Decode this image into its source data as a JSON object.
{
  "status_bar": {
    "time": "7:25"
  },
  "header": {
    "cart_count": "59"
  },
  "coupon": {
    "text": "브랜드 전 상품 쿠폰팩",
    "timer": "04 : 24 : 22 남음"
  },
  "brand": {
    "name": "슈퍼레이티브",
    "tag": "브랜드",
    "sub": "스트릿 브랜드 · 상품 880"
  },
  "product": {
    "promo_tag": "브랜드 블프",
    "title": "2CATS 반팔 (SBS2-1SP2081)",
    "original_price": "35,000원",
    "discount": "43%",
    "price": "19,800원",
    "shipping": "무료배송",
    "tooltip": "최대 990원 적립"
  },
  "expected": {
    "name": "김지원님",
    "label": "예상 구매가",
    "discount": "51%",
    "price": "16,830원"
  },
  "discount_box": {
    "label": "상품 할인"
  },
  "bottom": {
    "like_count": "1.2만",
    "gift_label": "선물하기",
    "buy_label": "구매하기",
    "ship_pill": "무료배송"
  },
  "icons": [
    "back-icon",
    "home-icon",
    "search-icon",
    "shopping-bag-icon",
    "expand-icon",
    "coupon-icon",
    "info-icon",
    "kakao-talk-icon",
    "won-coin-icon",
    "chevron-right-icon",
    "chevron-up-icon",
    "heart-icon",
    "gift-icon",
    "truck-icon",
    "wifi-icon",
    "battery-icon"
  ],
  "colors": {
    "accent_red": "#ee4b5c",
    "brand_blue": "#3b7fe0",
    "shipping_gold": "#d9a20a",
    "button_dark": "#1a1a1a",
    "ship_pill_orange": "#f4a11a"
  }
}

What to do
Set down the listing above in full, please, exactly as it appears.

Written answer
Decode this image into its source data as a JSON object.
{
  "status_bar": {
    "time": "7:25"
  },
  "header": {
    "cart_count": "59"
  },
  "coupon": {
    "text": "브랜드 전 상품 쿠폰팩",
    "timer": "04 : 24 : 22 남음"
  },
  "brand": {
    "name": "슈퍼레이티브",
    "tag": "브랜드",
    "sub": "스트릿 브랜드 · 상품 880"
  },
  "product": {
    "promo_tag": "브랜드 블프",
    "title": "2CATS 반팔 (SBS2-1SP2081)",
    "original_price": "35,000원",
    "discount": "43%",
    "price": "19,800원",
    "shipping": "무료배송",
    "tooltip": "최대 990원 적립"
  },
  "expected": {
    "name": "김지원님",
    "label": "예상 구매가",
    "discount": "51%",
    "price": "16,830원"
  },
  "discount_box": {
    "label": "상품 할인"
  },
  "bottom": {
    "like_count": "1.2만",
    "gift_label": "선물하기",
    "buy_label": "구매하기",
    "ship_pill": "무료배송"
  },
  "icons": [
    "back-icon",
    "home-icon",
    "search-icon",
    "shopping-bag-icon",
    "expand-icon",
    "coupon-icon",
    "info-icon",
    "kakao-talk-icon",
    "won-coin-icon",
    "chevron-right-icon",
    "chevron-up-icon",
    "heart-icon",
    "gift-icon",
    "truck-icon",
    "wifi-icon",
    "battery-icon"
  ],
  "colors": {
    "accent_red": "#ee4b5c",
    "brand_blue": "#3b7fe0",
    "shipping_gold": "#d9a20a",
    "button_dark": "#1a1a1a",
    "ship_pill_orange": "#f4a11a"
  }
}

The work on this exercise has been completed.